— PROVIDED RECORDS —

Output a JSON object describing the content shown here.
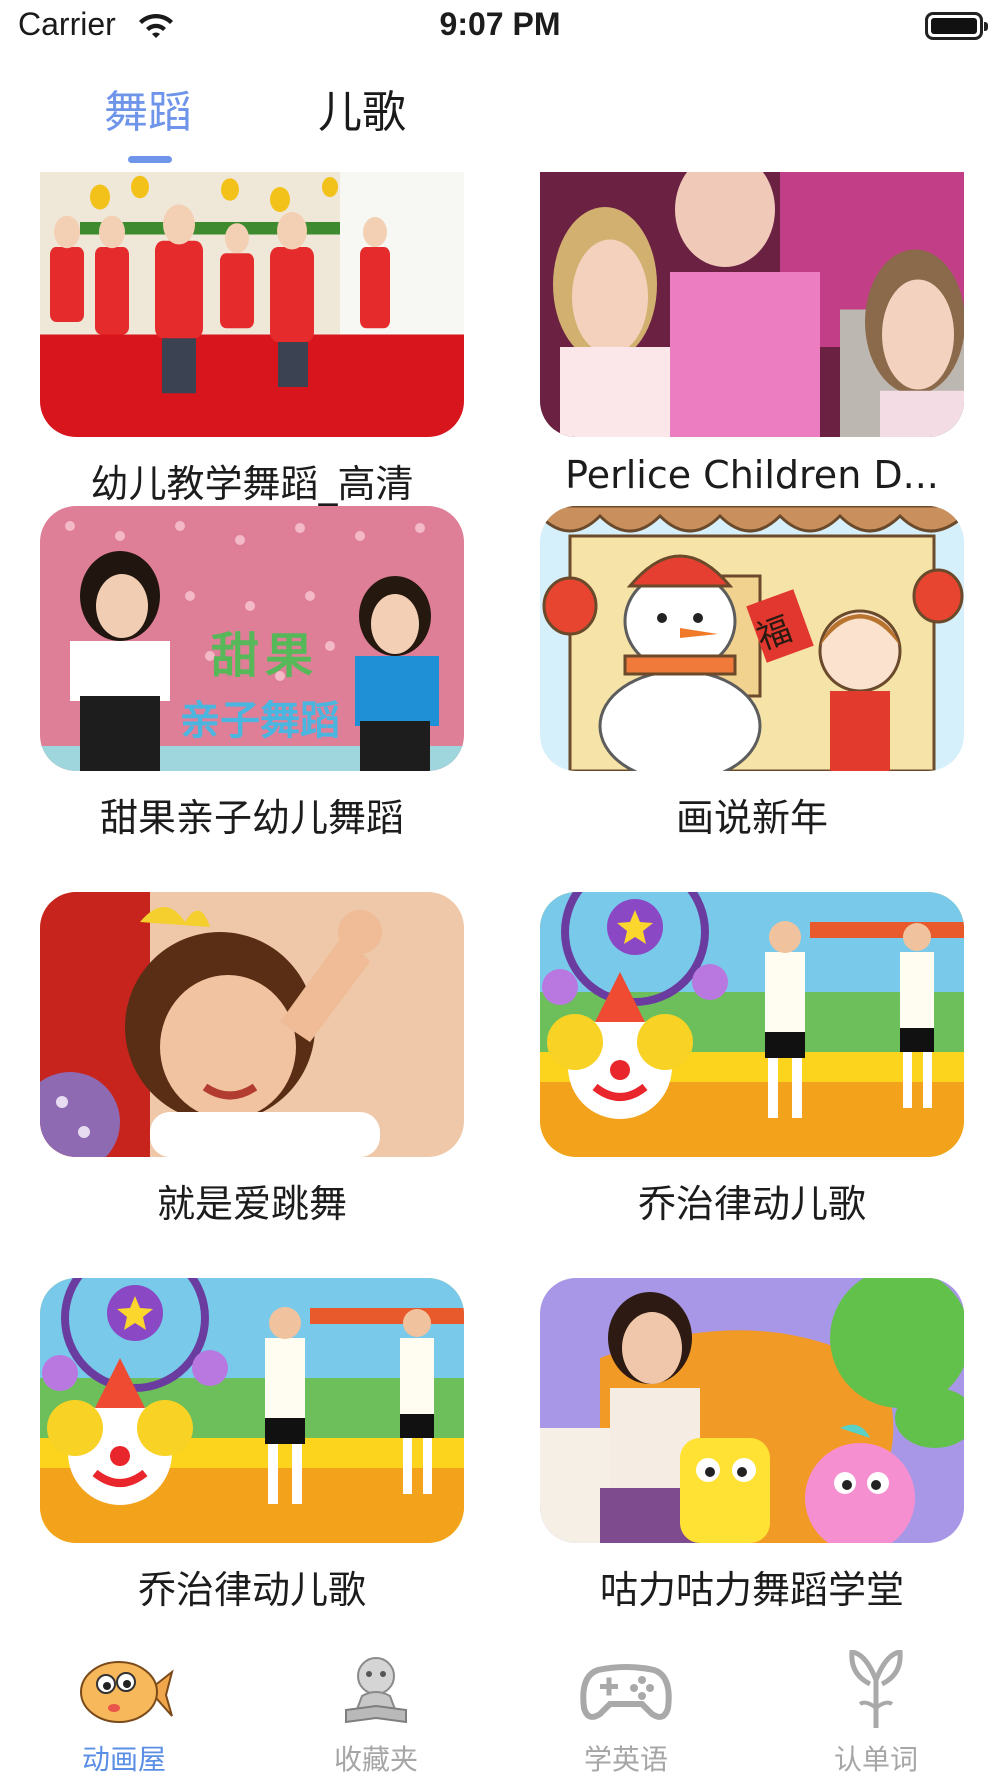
{
  "status": {
    "carrier": "Carrier",
    "time": "9:07 PM"
  },
  "tabs": [
    {
      "label": "舞蹈",
      "active": true
    },
    {
      "label": "儿歌",
      "active": false
    }
  ],
  "videos": [
    {
      "title": "幼儿教学舞蹈_高清"
    },
    {
      "title": "Perlice Children D..."
    },
    {
      "title": "甜果亲子幼儿舞蹈",
      "overlay_lines": [
        "甜果",
        "亲子舞蹈"
      ]
    },
    {
      "title": "画说新年",
      "overlay_char": "福"
    },
    {
      "title": "就是爱跳舞"
    },
    {
      "title": "乔治律动儿歌"
    },
    {
      "title": "乔治律动儿歌"
    },
    {
      "title": "咕力咕力舞蹈学堂"
    }
  ],
  "tabbar": [
    {
      "label": "动画屋",
      "icon": "fish-icon",
      "active": true
    },
    {
      "label": "收藏夹",
      "icon": "reading-child-icon",
      "active": false
    },
    {
      "label": "学英语",
      "icon": "gamepad-icon",
      "active": false
    },
    {
      "label": "认单词",
      "icon": "sprout-icon",
      "active": false
    }
  ],
  "colors": {
    "accent": "#6f95ea",
    "inactive": "#a6a6a6"
  }
}
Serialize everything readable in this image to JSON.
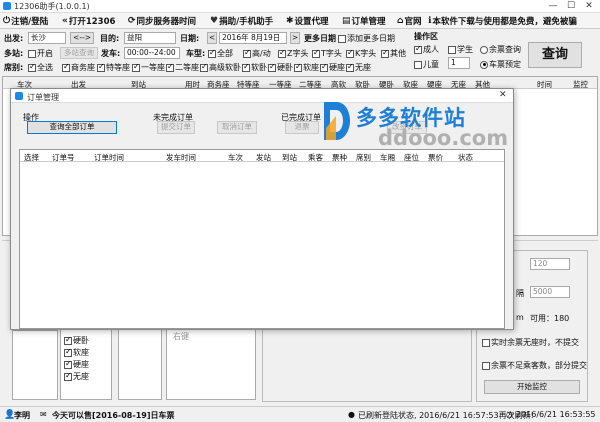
{
  "window": {
    "title": "12306助手(1.0.0.1)"
  },
  "menu": [
    {
      "icon": "power-icon",
      "glyph": "⏻",
      "label": "注销/登陆"
    },
    {
      "icon": "double-arrow-icon",
      "glyph": "«",
      "label": "打开12306"
    },
    {
      "icon": "sync-icon",
      "glyph": "⟳",
      "label": "同步服务器时间"
    },
    {
      "icon": "heart-icon",
      "glyph": "♥",
      "label": "捐助/手机助手"
    },
    {
      "icon": "gear-icon",
      "glyph": "✱",
      "label": "设置代理"
    },
    {
      "icon": "cart-icon",
      "glyph": "▤",
      "label": "订单管理"
    },
    {
      "icon": "home-icon",
      "glyph": "⌂",
      "label": "官网"
    },
    {
      "icon": "info-icon",
      "glyph": "ℹ",
      "label": "本软件下载与使用都是免费，避免被骗"
    }
  ],
  "search": {
    "from_label": "出发:",
    "from_value": "长沙",
    "swap_label": "<-->",
    "to_label": "目的:",
    "to_value": "益阳",
    "date_label": "日期:",
    "date_value": "2016年 8月19日",
    "more_dates_label": "更多日期",
    "add_more_dates_label": "添加更多日期",
    "station_label": "多站:",
    "open_label": "开启",
    "multi_station_btn": "多站查询",
    "depart_label": "发车:",
    "depart_value": "00:00--24:00",
    "train_type_label": "车型:",
    "train_types": [
      "全部",
      "高/动",
      "Z字头",
      "T字头",
      "K字头",
      "其他"
    ],
    "seat_label": "席别:",
    "seat_types": [
      "全选",
      "商务座",
      "特等座",
      "一等座",
      "二等座",
      "高级软卧",
      "软卧",
      "硬卧",
      "软座",
      "硬座",
      "无座"
    ]
  },
  "options": {
    "section_label": "操作区",
    "adult_label": "成人",
    "student_label": "学生",
    "child_label": "儿童",
    "child_count": "1",
    "remaining_query_label": "余票查询",
    "ticket_reserve_label": "车票预定",
    "query_button": "查询"
  },
  "train_grid": {
    "headers": [
      "车次",
      "出发",
      "到站",
      "用时",
      "商务座",
      "特等座",
      "一等座",
      "二等座",
      "高软",
      "软卧",
      "硬卧",
      "软座",
      "硬座",
      "无座",
      "其他",
      "时间",
      "监控"
    ]
  },
  "dialog": {
    "title": "订单管理",
    "ops_label": "操作",
    "query_all_button": "查询全部订单",
    "pending_label": "未完成订单",
    "pay_button": "提交订单",
    "cancel_button": "取消订单",
    "completed_label": "已完成订单",
    "refund_button": "退票",
    "change_button": "改签订单",
    "headers": [
      "选择",
      "订单号",
      "订单时间",
      "发车时间",
      "车次",
      "发站",
      "到站",
      "乘客",
      "票种",
      "席别",
      "车厢",
      "座位",
      "票价",
      "状态"
    ]
  },
  "lower": {
    "seat_checks": [
      "硬卧",
      "软座",
      "硬座",
      "无座"
    ],
    "hidden_box_text": "右键",
    "interval_value": "120",
    "interval2_value": "5000",
    "interval2_label": "隔",
    "available_label": "可用：180",
    "m_label": "m",
    "realtime_label": "实时余票无座时，不提交",
    "insufficient_label": "余票不足乘客数，部分提交",
    "start_monitor_button": "开始监控"
  },
  "status": {
    "user": "李明",
    "notice": "今天可以售[2016-08-19]日车票",
    "refresh_text": "已刷新登陆状态, 2016/6/21 16:57:53再次刷新!",
    "time_text": "2016/6/21 16:53:55"
  },
  "watermark": {
    "cn": "多多软件站",
    "en": "ddooo.com"
  },
  "colors": {
    "accent": "#1e88e5",
    "watermark_blue": "#1e7fd6",
    "watermark_gray": "#b0b0b0"
  }
}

— EXERCISE DETAILS —
Reproduce the whole listing word for word, setting aside any pictures.

— ANSWER TO THIS EXERCISE —
Output a JSON object describing the content shown here.
{
  "status": {
    "carrier": "Carrier",
    "time": "9:07 PM"
  },
  "tabs": [
    {
      "label": "舞蹈",
      "active": true
    },
    {
      "label": "儿歌",
      "active": false
    }
  ],
  "videos": [
    {
      "title": "幼儿教学舞蹈_高清"
    },
    {
      "title": "Perlice Children D..."
    },
    {
      "title": "甜果亲子幼儿舞蹈",
      "overlay_lines": [
        "甜果",
        "亲子舞蹈"
      ]
    },
    {
      "title": "画说新年",
      "overlay_char": "福"
    },
    {
      "title": "就是爱跳舞"
    },
    {
      "title": "乔治律动儿歌"
    },
    {
      "title": "乔治律动儿歌"
    },
    {
      "title": "咕力咕力舞蹈学堂"
    }
  ],
  "tabbar": [
    {
      "label": "动画屋",
      "icon": "fish-icon",
      "active": true
    },
    {
      "label": "收藏夹",
      "icon": "reading-child-icon",
      "active": false
    },
    {
      "label": "学英语",
      "icon": "gamepad-icon",
      "active": false
    },
    {
      "label": "认单词",
      "icon": "sprout-icon",
      "active": false
    }
  ],
  "colors": {
    "accent": "#6f95ea",
    "inactive": "#a6a6a6"
  }
}
Serialize everything readable in this image to JSON.
{
  "window": {
    "title": "12306助手(1.0.0.1)"
  },
  "menu": [
    {
      "icon": "power-icon",
      "glyph": "⏻",
      "label": "注销/登陆"
    },
    {
      "icon": "double-arrow-icon",
      "glyph": "«",
      "label": "打开12306"
    },
    {
      "icon": "sync-icon",
      "glyph": "⟳",
      "label": "同步服务器时间"
    },
    {
      "icon": "heart-icon",
      "glyph": "♥",
      "label": "捐助/手机助手"
    },
    {
      "icon": "gear-icon",
      "glyph": "✱",
      "label": "设置代理"
    },
    {
      "icon": "cart-icon",
      "glyph": "▤",
      "label": "订单管理"
    },
    {
      "icon": "home-icon",
      "glyph": "⌂",
      "label": "官网"
    },
    {
      "icon": "info-icon",
      "glyph": "ℹ",
      "label": "本软件下载与使用都是免费，避免被骗"
    }
  ],
  "search": {
    "from_label": "出发:",
    "from_value": "长沙",
    "swap_label": "<-->",
    "to_label": "目的:",
    "to_value": "益阳",
    "date_label": "日期:",
    "date_value": "2016年 8月19日",
    "more_dates_label": "更多日期",
    "add_more_dates_label": "添加更多日期",
    "station_label": "多站:",
    "open_label": "开启",
    "multi_station_btn": "多站查询",
    "depart_label": "发车:",
    "depart_value": "00:00--24:00",
    "train_type_label": "车型:",
    "train_types": [
      "全部",
      "高/动",
      "Z字头",
      "T字头",
      "K字头",
      "其他"
    ],
    "seat_label": "席别:",
    "seat_types": [
      "全选",
      "商务座",
      "特等座",
      "一等座",
      "二等座",
      "高级软卧",
      "软卧",
      "硬卧",
      "软座",
      "硬座",
      "无座"
    ]
  },
  "options": {
    "section_label": "操作区",
    "adult_label": "成人",
    "student_label": "学生",
    "child_label": "儿童",
    "child_count": "1",
    "remaining_query_label": "余票查询",
    "ticket_reserve_label": "车票预定",
    "query_button": "查询"
  },
  "train_grid": {
    "headers": [
      "车次",
      "出发",
      "到站",
      "用时",
      "商务座",
      "特等座",
      "一等座",
      "二等座",
      "高软",
      "软卧",
      "硬卧",
      "软座",
      "硬座",
      "无座",
      "其他",
      "时间",
      "监控"
    ]
  },
  "dialog": {
    "title": "订单管理",
    "ops_label": "操作",
    "query_all_button": "查询全部订单",
    "pending_label": "未完成订单",
    "pay_button": "提交订单",
    "cancel_button": "取消订单",
    "completed_label": "已完成订单",
    "refund_button": "退票",
    "change_button": "改签订单",
    "headers": [
      "选择",
      "订单号",
      "订单时间",
      "发车时间",
      "车次",
      "发站",
      "到站",
      "乘客",
      "票种",
      "席别",
      "车厢",
      "座位",
      "票价",
      "状态"
    ]
  },
  "lower": {
    "seat_checks": [
      "硬卧",
      "软座",
      "硬座",
      "无座"
    ],
    "hidden_box_text": "右键",
    "interval_value": "120",
    "interval2_value": "5000",
    "interval2_label": "隔",
    "available_label": "可用：180",
    "m_label": "m",
    "realtime_label": "实时余票无座时，不提交",
    "insufficient_label": "余票不足乘客数，部分提交",
    "start_monitor_button": "开始监控"
  },
  "status": {
    "user": "李明",
    "notice": "今天可以售[2016-08-19]日车票",
    "refresh_text": "已刷新登陆状态, 2016/6/21 16:57:53再次刷新!",
    "time_text": "2016/6/21 16:53:55"
  },
  "watermark": {
    "cn": "多多软件站",
    "en": "ddooo.com"
  },
  "colors": {
    "accent": "#1e88e5",
    "watermark_blue": "#1e7fd6",
    "watermark_gray": "#b0b0b0"
  }
}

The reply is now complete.